SHORT PROBLEM
Your task is to copy every line of this material exactly.
* start EXERCISE DATA *
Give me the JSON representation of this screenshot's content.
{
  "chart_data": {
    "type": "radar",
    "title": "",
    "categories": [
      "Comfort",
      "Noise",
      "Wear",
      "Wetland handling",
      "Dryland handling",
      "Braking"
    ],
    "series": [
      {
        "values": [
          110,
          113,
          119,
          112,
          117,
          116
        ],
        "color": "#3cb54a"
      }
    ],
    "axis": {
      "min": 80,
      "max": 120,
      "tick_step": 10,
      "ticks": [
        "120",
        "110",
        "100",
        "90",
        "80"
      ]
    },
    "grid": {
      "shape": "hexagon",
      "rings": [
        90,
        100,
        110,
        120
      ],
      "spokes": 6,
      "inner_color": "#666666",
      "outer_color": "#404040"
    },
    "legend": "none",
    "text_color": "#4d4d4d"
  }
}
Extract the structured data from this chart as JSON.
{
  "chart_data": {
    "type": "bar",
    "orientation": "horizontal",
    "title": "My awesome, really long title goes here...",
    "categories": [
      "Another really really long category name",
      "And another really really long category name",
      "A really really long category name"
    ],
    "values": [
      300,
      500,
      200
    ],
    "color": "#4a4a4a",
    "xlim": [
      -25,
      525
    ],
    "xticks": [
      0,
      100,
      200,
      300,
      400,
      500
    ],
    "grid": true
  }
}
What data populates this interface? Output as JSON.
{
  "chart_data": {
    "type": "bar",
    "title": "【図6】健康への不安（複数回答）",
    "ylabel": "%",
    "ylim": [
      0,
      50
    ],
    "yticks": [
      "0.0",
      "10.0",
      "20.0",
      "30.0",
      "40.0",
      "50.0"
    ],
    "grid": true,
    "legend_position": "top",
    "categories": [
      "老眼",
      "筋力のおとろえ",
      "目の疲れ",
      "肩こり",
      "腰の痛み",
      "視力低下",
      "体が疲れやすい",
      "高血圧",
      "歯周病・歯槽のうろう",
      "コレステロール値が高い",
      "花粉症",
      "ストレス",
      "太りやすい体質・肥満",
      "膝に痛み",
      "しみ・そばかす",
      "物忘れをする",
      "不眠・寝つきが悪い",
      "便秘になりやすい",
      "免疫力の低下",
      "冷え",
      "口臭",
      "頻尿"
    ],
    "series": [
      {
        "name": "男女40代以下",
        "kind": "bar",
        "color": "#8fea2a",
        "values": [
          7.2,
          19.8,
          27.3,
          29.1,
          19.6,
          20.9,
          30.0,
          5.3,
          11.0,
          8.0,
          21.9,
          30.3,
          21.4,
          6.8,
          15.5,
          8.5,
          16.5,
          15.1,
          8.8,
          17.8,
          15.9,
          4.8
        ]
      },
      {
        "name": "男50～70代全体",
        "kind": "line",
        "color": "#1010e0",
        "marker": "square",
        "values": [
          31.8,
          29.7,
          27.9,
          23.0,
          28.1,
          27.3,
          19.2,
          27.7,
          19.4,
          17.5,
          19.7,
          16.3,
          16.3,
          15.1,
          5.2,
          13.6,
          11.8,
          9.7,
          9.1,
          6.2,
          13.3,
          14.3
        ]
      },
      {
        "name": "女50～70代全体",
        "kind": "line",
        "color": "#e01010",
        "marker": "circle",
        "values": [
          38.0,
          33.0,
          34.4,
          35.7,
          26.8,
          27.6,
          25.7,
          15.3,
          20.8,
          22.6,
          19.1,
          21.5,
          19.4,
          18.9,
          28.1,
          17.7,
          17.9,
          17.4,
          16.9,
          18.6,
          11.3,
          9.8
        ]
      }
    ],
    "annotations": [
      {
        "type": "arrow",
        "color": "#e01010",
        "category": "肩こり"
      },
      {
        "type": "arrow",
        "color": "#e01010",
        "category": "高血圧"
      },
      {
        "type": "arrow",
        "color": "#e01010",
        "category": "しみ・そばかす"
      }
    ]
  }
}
* end EXERCISE DATA *
OUTPUT FOR THIS EXERCISE
Give me the JSON representation of this screenshot's content.
{
  "chart_data": {
    "type": "radar",
    "title": "",
    "categories": [
      "Comfort",
      "Noise",
      "Wear",
      "Wetland handling",
      "Dryland handling",
      "Braking"
    ],
    "series": [
      {
        "values": [
          110,
          113,
          119,
          112,
          117,
          116
        ],
        "color": "#3cb54a"
      }
    ],
    "axis": {
      "min": 80,
      "max": 120,
      "tick_step": 10,
      "ticks": [
        "120",
        "110",
        "100",
        "90",
        "80"
      ]
    },
    "grid": {
      "shape": "hexagon",
      "rings": [
        90,
        100,
        110,
        120
      ],
      "spokes": 6,
      "inner_color": "#666666",
      "outer_color": "#404040"
    },
    "legend": "none",
    "text_color": "#4d4d4d"
  }
}
Extract the structured data from this chart as JSON.
{
  "chart_data": {
    "type": "bar",
    "orientation": "horizontal",
    "title": "My awesome, really long title goes here...",
    "categories": [
      "Another really really long category name",
      "And another really really long category name",
      "A really really long category name"
    ],
    "values": [
      300,
      500,
      200
    ],
    "color": "#4a4a4a",
    "xlim": [
      -25,
      525
    ],
    "xticks": [
      0,
      100,
      200,
      300,
      400,
      500
    ],
    "grid": true
  }
}
What data populates this interface? Output as JSON.
{
  "chart_data": {
    "type": "bar",
    "title": "【図6】健康への不安（複数回答）",
    "ylabel": "%",
    "ylim": [
      0,
      50
    ],
    "yticks": [
      "0.0",
      "10.0",
      "20.0",
      "30.0",
      "40.0",
      "50.0"
    ],
    "grid": true,
    "legend_position": "top",
    "categories": [
      "老眼",
      "筋力のおとろえ",
      "目の疲れ",
      "肩こり",
      "腰の痛み",
      "視力低下",
      "体が疲れやすい",
      "高血圧",
      "歯周病・歯槽のうろう",
      "コレステロール値が高い",
      "花粉症",
      "ストレス",
      "太りやすい体質・肥満",
      "膝に痛み",
      "しみ・そばかす",
      "物忘れをする",
      "不眠・寝つきが悪い",
      "便秘になりやすい",
      "免疫力の低下",
      "冷え",
      "口臭",
      "頻尿"
    ],
    "series": [
      {
        "name": "男女40代以下",
        "kind": "bar",
        "color": "#8fea2a",
        "values": [
          7.2,
          19.8,
          27.3,
          29.1,
          19.6,
          20.9,
          30.0,
          5.3,
          11.0,
          8.0,
          21.9,
          30.3,
          21.4,
          6.8,
          15.5,
          8.5,
          16.5,
          15.1,
          8.8,
          17.8,
          15.9,
          4.8
        ]
      },
      {
        "name": "男50～70代全体",
        "kind": "line",
        "color": "#1010e0",
        "marker": "square",
        "values": [
          31.8,
          29.7,
          27.9,
          23.0,
          28.1,
          27.3,
          19.2,
          27.7,
          19.4,
          17.5,
          19.7,
          16.3,
          16.3,
          15.1,
          5.2,
          13.6,
          11.8,
          9.7,
          9.1,
          6.2,
          13.3,
          14.3
        ]
      },
      {
        "name": "女50～70代全体",
        "kind": "line",
        "color": "#e01010",
        "marker": "circle",
        "values": [
          38.0,
          33.0,
          34.4,
          35.7,
          26.8,
          27.6,
          25.7,
          15.3,
          20.8,
          22.6,
          19.1,
          21.5,
          19.4,
          18.9,
          28.1,
          17.7,
          17.9,
          17.4,
          16.9,
          18.6,
          11.3,
          9.8
        ]
      }
    ],
    "annotations": [
      {
        "type": "arrow",
        "color": "#e01010",
        "category": "肩こり"
      },
      {
        "type": "arrow",
        "color": "#e01010",
        "category": "高血圧"
      },
      {
        "type": "arrow",
        "color": "#e01010",
        "category": "しみ・そばかす"
      }
    ]
  }
}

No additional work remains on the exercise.